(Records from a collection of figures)
- - - - -

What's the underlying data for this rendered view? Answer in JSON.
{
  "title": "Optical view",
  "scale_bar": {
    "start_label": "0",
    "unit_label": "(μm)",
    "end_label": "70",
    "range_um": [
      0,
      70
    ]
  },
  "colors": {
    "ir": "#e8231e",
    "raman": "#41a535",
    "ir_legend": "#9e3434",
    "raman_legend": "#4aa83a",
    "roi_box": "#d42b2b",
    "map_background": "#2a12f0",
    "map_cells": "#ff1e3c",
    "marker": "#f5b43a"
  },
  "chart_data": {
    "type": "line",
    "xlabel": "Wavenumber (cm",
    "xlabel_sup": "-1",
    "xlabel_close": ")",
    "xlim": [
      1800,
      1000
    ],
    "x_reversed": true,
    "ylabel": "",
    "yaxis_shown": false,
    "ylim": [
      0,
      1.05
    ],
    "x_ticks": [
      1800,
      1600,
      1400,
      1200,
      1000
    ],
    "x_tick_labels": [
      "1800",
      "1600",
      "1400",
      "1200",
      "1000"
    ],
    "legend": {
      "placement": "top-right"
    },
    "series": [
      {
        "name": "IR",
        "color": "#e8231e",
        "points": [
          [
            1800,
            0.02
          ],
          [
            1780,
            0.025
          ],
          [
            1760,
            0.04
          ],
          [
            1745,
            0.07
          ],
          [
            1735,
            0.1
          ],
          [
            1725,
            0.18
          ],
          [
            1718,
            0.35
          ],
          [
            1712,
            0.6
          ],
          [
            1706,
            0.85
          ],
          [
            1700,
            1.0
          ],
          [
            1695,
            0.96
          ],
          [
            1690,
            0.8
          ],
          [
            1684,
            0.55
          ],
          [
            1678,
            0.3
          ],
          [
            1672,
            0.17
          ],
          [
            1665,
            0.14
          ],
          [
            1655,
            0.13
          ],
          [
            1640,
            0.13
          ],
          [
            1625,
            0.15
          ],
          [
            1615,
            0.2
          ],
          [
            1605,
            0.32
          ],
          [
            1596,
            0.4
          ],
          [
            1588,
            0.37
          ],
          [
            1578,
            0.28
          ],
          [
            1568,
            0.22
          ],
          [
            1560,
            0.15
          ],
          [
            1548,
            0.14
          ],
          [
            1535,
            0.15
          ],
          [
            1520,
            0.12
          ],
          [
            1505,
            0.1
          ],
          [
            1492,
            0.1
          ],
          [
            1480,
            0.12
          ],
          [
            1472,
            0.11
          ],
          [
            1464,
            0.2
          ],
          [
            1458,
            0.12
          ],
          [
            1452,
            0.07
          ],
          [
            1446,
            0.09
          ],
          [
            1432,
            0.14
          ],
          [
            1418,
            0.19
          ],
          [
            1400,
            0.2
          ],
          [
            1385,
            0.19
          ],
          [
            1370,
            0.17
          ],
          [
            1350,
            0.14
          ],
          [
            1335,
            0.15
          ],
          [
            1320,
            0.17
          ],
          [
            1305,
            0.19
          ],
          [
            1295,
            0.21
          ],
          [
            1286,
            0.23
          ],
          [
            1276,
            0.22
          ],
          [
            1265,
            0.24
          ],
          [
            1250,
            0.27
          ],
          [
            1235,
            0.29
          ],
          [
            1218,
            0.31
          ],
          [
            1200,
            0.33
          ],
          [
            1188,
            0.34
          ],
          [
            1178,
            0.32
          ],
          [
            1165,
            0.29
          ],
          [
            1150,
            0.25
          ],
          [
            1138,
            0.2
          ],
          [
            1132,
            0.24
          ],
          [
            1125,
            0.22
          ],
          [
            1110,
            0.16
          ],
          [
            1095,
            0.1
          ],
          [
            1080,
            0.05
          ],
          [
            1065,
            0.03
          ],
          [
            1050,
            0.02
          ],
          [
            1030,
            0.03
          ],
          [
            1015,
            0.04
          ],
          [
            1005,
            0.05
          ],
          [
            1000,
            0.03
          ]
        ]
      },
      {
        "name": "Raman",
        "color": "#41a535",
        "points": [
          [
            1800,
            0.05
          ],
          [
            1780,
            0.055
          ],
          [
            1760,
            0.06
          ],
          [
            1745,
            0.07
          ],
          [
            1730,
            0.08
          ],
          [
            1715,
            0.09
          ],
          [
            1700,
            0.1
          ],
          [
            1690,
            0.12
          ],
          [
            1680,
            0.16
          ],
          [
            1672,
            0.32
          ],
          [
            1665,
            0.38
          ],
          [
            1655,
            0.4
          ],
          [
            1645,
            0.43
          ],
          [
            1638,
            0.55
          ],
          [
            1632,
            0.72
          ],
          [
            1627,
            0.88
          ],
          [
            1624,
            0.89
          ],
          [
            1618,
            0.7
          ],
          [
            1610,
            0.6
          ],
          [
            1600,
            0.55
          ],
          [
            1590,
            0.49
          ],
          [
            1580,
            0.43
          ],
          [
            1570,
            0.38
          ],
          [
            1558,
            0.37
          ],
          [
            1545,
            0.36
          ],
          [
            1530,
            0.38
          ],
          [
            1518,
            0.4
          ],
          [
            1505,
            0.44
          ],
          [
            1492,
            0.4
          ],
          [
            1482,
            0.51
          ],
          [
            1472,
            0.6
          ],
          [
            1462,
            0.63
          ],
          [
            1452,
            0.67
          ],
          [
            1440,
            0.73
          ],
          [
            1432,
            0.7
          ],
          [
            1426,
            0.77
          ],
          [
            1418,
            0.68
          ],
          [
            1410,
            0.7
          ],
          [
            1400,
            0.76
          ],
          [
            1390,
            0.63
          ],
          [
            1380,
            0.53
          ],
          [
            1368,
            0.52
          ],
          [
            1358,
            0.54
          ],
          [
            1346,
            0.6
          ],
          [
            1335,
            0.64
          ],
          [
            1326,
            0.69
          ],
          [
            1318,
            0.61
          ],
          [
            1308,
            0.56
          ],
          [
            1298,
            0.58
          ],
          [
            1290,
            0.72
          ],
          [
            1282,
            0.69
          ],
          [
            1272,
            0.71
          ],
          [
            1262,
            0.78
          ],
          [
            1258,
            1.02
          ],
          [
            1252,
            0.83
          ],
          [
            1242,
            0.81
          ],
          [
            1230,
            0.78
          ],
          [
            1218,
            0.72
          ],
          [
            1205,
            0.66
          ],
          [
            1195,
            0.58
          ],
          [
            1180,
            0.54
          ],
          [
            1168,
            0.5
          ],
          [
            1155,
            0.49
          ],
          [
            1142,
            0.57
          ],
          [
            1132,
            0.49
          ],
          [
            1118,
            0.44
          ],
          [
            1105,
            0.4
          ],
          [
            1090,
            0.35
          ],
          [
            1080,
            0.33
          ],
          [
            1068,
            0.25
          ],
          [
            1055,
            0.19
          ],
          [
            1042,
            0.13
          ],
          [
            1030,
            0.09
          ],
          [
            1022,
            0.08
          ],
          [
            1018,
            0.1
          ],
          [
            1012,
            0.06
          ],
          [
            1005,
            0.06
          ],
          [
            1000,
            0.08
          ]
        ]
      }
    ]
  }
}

- - - - -

Short exercise. Your task is to reproduce the whole listing exactly.

Answer in full.
What's the underlying data for this rendered view? Answer in JSON.
{
  "title": "Optical view",
  "scale_bar": {
    "start_label": "0",
    "unit_label": "(μm)",
    "end_label": "70",
    "range_um": [
      0,
      70
    ]
  },
  "colors": {
    "ir": "#e8231e",
    "raman": "#41a535",
    "ir_legend": "#9e3434",
    "raman_legend": "#4aa83a",
    "roi_box": "#d42b2b",
    "map_background": "#2a12f0",
    "map_cells": "#ff1e3c",
    "marker": "#f5b43a"
  },
  "chart_data": {
    "type": "line",
    "xlabel": "Wavenumber (cm",
    "xlabel_sup": "-1",
    "xlabel_close": ")",
    "xlim": [
      1800,
      1000
    ],
    "x_reversed": true,
    "ylabel": "",
    "yaxis_shown": false,
    "ylim": [
      0,
      1.05
    ],
    "x_ticks": [
      1800,
      1600,
      1400,
      1200,
      1000
    ],
    "x_tick_labels": [
      "1800",
      "1600",
      "1400",
      "1200",
      "1000"
    ],
    "legend": {
      "placement": "top-right"
    },
    "series": [
      {
        "name": "IR",
        "color": "#e8231e",
        "points": [
          [
            1800,
            0.02
          ],
          [
            1780,
            0.025
          ],
          [
            1760,
            0.04
          ],
          [
            1745,
            0.07
          ],
          [
            1735,
            0.1
          ],
          [
            1725,
            0.18
          ],
          [
            1718,
            0.35
          ],
          [
            1712,
            0.6
          ],
          [
            1706,
            0.85
          ],
          [
            1700,
            1.0
          ],
          [
            1695,
            0.96
          ],
          [
            1690,
            0.8
          ],
          [
            1684,
            0.55
          ],
          [
            1678,
            0.3
          ],
          [
            1672,
            0.17
          ],
          [
            1665,
            0.14
          ],
          [
            1655,
            0.13
          ],
          [
            1640,
            0.13
          ],
          [
            1625,
            0.15
          ],
          [
            1615,
            0.2
          ],
          [
            1605,
            0.32
          ],
          [
            1596,
            0.4
          ],
          [
            1588,
            0.37
          ],
          [
            1578,
            0.28
          ],
          [
            1568,
            0.22
          ],
          [
            1560,
            0.15
          ],
          [
            1548,
            0.14
          ],
          [
            1535,
            0.15
          ],
          [
            1520,
            0.12
          ],
          [
            1505,
            0.1
          ],
          [
            1492,
            0.1
          ],
          [
            1480,
            0.12
          ],
          [
            1472,
            0.11
          ],
          [
            1464,
            0.2
          ],
          [
            1458,
            0.12
          ],
          [
            1452,
            0.07
          ],
          [
            1446,
            0.09
          ],
          [
            1432,
            0.14
          ],
          [
            1418,
            0.19
          ],
          [
            1400,
            0.2
          ],
          [
            1385,
            0.19
          ],
          [
            1370,
            0.17
          ],
          [
            1350,
            0.14
          ],
          [
            1335,
            0.15
          ],
          [
            1320,
            0.17
          ],
          [
            1305,
            0.19
          ],
          [
            1295,
            0.21
          ],
          [
            1286,
            0.23
          ],
          [
            1276,
            0.22
          ],
          [
            1265,
            0.24
          ],
          [
            1250,
            0.27
          ],
          [
            1235,
            0.29
          ],
          [
            1218,
            0.31
          ],
          [
            1200,
            0.33
          ],
          [
            1188,
            0.34
          ],
          [
            1178,
            0.32
          ],
          [
            1165,
            0.29
          ],
          [
            1150,
            0.25
          ],
          [
            1138,
            0.2
          ],
          [
            1132,
            0.24
          ],
          [
            1125,
            0.22
          ],
          [
            1110,
            0.16
          ],
          [
            1095,
            0.1
          ],
          [
            1080,
            0.05
          ],
          [
            1065,
            0.03
          ],
          [
            1050,
            0.02
          ],
          [
            1030,
            0.03
          ],
          [
            1015,
            0.04
          ],
          [
            1005,
            0.05
          ],
          [
            1000,
            0.03
          ]
        ]
      },
      {
        "name": "Raman",
        "color": "#41a535",
        "points": [
          [
            1800,
            0.05
          ],
          [
            1780,
            0.055
          ],
          [
            1760,
            0.06
          ],
          [
            1745,
            0.07
          ],
          [
            1730,
            0.08
          ],
          [
            1715,
            0.09
          ],
          [
            1700,
            0.1
          ],
          [
            1690,
            0.12
          ],
          [
            1680,
            0.16
          ],
          [
            1672,
            0.32
          ],
          [
            1665,
            0.38
          ],
          [
            1655,
            0.4
          ],
          [
            1645,
            0.43
          ],
          [
            1638,
            0.55
          ],
          [
            1632,
            0.72
          ],
          [
            1627,
            0.88
          ],
          [
            1624,
            0.89
          ],
          [
            1618,
            0.7
          ],
          [
            1610,
            0.6
          ],
          [
            1600,
            0.55
          ],
          [
            1590,
            0.49
          ],
          [
            1580,
            0.43
          ],
          [
            1570,
            0.38
          ],
          [
            1558,
            0.37
          ],
          [
            1545,
            0.36
          ],
          [
            1530,
            0.38
          ],
          [
            1518,
            0.4
          ],
          [
            1505,
            0.44
          ],
          [
            1492,
            0.4
          ],
          [
            1482,
            0.51
          ],
          [
            1472,
            0.6
          ],
          [
            1462,
            0.63
          ],
          [
            1452,
            0.67
          ],
          [
            1440,
            0.73
          ],
          [
            1432,
            0.7
          ],
          [
            1426,
            0.77
          ],
          [
            1418,
            0.68
          ],
          [
            1410,
            0.7
          ],
          [
            1400,
            0.76
          ],
          [
            1390,
            0.63
          ],
          [
            1380,
            0.53
          ],
          [
            1368,
            0.52
          ],
          [
            1358,
            0.54
          ],
          [
            1346,
            0.6
          ],
          [
            1335,
            0.64
          ],
          [
            1326,
            0.69
          ],
          [
            1318,
            0.61
          ],
          [
            1308,
            0.56
          ],
          [
            1298,
            0.58
          ],
          [
            1290,
            0.72
          ],
          [
            1282,
            0.69
          ],
          [
            1272,
            0.71
          ],
          [
            1262,
            0.78
          ],
          [
            1258,
            1.02
          ],
          [
            1252,
            0.83
          ],
          [
            1242,
            0.81
          ],
          [
            1230,
            0.78
          ],
          [
            1218,
            0.72
          ],
          [
            1205,
            0.66
          ],
          [
            1195,
            0.58
          ],
          [
            1180,
            0.54
          ],
          [
            1168,
            0.5
          ],
          [
            1155,
            0.49
          ],
          [
            1142,
            0.57
          ],
          [
            1132,
            0.49
          ],
          [
            1118,
            0.44
          ],
          [
            1105,
            0.4
          ],
          [
            1090,
            0.35
          ],
          [
            1080,
            0.33
          ],
          [
            1068,
            0.25
          ],
          [
            1055,
            0.19
          ],
          [
            1042,
            0.13
          ],
          [
            1030,
            0.09
          ],
          [
            1022,
            0.08
          ],
          [
            1018,
            0.1
          ],
          [
            1012,
            0.06
          ],
          [
            1005,
            0.06
          ],
          [
            1000,
            0.08
          ]
        ]
      }
    ]
  }
}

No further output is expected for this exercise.